* [Exercise task]
Pick out and copy every line below that has the word "like".

* [Material for this exercise]
— Begin —
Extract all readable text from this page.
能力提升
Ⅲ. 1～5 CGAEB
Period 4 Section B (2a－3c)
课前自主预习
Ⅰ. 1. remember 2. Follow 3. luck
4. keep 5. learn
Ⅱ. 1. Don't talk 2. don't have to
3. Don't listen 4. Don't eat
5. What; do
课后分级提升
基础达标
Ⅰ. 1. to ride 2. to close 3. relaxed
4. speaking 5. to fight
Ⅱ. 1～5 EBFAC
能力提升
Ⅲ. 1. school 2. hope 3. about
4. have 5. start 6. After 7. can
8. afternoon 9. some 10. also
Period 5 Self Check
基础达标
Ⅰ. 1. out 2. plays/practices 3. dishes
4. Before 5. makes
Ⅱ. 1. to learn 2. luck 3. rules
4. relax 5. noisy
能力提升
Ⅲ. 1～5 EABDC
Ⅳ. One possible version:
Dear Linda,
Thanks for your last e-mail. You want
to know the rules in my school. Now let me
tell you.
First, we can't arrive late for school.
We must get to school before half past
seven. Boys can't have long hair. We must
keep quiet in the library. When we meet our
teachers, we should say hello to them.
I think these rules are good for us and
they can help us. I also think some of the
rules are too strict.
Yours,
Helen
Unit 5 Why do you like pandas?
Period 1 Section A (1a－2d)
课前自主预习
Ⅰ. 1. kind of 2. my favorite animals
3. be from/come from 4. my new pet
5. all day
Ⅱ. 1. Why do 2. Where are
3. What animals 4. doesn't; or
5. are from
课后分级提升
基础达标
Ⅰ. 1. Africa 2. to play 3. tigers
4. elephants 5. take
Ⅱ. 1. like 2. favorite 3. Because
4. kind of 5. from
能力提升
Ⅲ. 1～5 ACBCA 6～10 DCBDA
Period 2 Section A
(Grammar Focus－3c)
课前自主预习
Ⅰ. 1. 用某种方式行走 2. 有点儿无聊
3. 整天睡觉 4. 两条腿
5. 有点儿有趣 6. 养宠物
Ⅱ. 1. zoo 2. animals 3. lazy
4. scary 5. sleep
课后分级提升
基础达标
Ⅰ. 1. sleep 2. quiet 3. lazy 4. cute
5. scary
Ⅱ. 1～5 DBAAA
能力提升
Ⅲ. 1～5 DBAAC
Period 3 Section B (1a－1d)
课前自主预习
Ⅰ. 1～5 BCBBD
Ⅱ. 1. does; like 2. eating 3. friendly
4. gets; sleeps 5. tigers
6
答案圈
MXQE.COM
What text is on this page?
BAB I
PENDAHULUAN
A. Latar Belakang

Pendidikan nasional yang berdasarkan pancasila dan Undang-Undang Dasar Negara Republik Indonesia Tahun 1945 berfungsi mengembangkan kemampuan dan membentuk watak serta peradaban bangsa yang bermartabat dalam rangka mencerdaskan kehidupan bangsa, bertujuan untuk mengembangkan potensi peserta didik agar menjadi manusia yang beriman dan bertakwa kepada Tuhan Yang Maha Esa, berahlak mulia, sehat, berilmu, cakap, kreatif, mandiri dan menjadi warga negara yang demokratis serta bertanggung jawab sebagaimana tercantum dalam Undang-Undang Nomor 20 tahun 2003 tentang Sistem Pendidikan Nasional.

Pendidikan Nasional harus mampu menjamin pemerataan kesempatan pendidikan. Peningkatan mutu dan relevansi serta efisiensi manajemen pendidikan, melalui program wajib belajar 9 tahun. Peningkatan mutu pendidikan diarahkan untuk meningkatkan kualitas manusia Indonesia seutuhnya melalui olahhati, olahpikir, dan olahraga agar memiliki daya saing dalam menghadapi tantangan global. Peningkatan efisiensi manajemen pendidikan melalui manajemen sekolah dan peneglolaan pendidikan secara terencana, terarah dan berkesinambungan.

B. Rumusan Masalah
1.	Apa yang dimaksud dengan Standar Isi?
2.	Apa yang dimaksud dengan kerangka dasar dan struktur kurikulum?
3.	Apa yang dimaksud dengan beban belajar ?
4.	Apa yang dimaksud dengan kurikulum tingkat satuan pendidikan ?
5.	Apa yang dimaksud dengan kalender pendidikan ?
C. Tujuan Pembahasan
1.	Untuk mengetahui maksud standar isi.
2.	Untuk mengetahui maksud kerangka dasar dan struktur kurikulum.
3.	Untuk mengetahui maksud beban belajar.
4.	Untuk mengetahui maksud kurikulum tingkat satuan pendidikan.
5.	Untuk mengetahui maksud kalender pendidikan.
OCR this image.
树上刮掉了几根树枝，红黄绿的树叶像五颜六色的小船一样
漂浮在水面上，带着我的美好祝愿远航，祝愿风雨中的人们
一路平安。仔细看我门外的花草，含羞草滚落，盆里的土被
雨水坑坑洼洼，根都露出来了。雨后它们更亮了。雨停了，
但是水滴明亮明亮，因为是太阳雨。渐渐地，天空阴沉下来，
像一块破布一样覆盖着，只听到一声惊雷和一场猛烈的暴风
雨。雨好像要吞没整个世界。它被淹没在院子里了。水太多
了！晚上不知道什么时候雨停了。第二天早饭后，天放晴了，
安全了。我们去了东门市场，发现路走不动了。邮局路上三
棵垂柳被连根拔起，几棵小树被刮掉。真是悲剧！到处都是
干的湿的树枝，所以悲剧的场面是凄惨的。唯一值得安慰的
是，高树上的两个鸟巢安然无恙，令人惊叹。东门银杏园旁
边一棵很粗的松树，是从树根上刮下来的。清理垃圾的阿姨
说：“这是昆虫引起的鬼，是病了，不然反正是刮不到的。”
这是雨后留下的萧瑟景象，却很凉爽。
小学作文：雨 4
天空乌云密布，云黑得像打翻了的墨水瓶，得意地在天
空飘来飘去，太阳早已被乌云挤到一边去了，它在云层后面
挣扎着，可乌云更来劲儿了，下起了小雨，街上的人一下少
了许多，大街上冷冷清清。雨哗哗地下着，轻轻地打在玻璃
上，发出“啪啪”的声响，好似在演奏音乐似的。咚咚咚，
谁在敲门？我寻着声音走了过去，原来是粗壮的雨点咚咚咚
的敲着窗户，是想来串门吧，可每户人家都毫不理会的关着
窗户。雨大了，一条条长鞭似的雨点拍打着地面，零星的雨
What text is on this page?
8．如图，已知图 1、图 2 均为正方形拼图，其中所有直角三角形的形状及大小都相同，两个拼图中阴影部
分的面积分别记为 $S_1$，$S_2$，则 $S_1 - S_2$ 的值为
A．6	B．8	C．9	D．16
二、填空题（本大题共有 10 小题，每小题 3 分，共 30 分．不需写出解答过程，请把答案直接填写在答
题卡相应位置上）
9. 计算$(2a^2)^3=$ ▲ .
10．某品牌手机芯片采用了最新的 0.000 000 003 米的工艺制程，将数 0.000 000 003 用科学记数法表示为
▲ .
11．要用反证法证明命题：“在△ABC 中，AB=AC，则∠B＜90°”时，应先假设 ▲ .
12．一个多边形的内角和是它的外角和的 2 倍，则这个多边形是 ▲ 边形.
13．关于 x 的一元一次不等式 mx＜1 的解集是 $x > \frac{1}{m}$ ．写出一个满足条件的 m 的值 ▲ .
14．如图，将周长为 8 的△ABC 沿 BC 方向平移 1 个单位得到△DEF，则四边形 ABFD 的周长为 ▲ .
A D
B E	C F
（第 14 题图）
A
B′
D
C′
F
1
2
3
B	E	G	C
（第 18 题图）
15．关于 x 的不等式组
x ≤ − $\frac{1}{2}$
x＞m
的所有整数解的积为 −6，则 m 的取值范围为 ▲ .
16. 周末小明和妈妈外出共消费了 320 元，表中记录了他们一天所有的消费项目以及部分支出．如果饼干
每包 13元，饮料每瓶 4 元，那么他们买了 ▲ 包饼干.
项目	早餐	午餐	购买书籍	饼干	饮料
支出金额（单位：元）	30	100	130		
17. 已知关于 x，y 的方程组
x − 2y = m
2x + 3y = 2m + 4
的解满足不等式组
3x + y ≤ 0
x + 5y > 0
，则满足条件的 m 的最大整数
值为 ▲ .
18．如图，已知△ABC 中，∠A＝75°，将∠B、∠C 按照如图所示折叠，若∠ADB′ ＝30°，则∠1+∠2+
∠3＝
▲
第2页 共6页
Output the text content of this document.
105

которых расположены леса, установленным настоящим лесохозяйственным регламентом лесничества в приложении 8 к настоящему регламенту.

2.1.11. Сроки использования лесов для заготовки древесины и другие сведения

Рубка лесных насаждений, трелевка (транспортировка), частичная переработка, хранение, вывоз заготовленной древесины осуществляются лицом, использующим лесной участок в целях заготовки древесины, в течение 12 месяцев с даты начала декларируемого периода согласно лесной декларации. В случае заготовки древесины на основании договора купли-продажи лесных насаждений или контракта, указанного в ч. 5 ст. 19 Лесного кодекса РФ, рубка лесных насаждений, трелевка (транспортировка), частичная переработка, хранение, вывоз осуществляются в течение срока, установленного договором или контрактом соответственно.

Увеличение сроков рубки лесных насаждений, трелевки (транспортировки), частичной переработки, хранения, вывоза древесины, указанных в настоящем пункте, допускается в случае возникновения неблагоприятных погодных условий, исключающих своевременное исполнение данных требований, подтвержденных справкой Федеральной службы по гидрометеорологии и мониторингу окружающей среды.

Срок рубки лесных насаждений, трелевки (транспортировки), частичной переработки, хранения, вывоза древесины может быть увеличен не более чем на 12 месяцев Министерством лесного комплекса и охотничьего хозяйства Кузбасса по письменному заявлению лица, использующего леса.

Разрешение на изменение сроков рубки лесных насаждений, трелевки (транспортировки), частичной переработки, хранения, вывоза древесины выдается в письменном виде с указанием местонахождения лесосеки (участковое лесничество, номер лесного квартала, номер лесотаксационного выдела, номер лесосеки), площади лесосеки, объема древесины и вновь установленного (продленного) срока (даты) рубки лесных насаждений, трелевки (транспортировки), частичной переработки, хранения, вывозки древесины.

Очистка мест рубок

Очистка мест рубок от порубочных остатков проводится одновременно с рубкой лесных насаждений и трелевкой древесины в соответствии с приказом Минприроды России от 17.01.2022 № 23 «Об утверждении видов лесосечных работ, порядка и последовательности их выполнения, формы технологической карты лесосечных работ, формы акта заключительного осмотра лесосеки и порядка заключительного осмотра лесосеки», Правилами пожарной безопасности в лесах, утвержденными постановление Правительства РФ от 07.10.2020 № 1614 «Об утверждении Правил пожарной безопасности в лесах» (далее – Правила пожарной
— End —
* [Task output]
Unit 5 Why do you like pandas?
Ⅱ. 1. like 2. favorite 3. Because
Ⅱ. 1. does; like 2. eating 3. friendly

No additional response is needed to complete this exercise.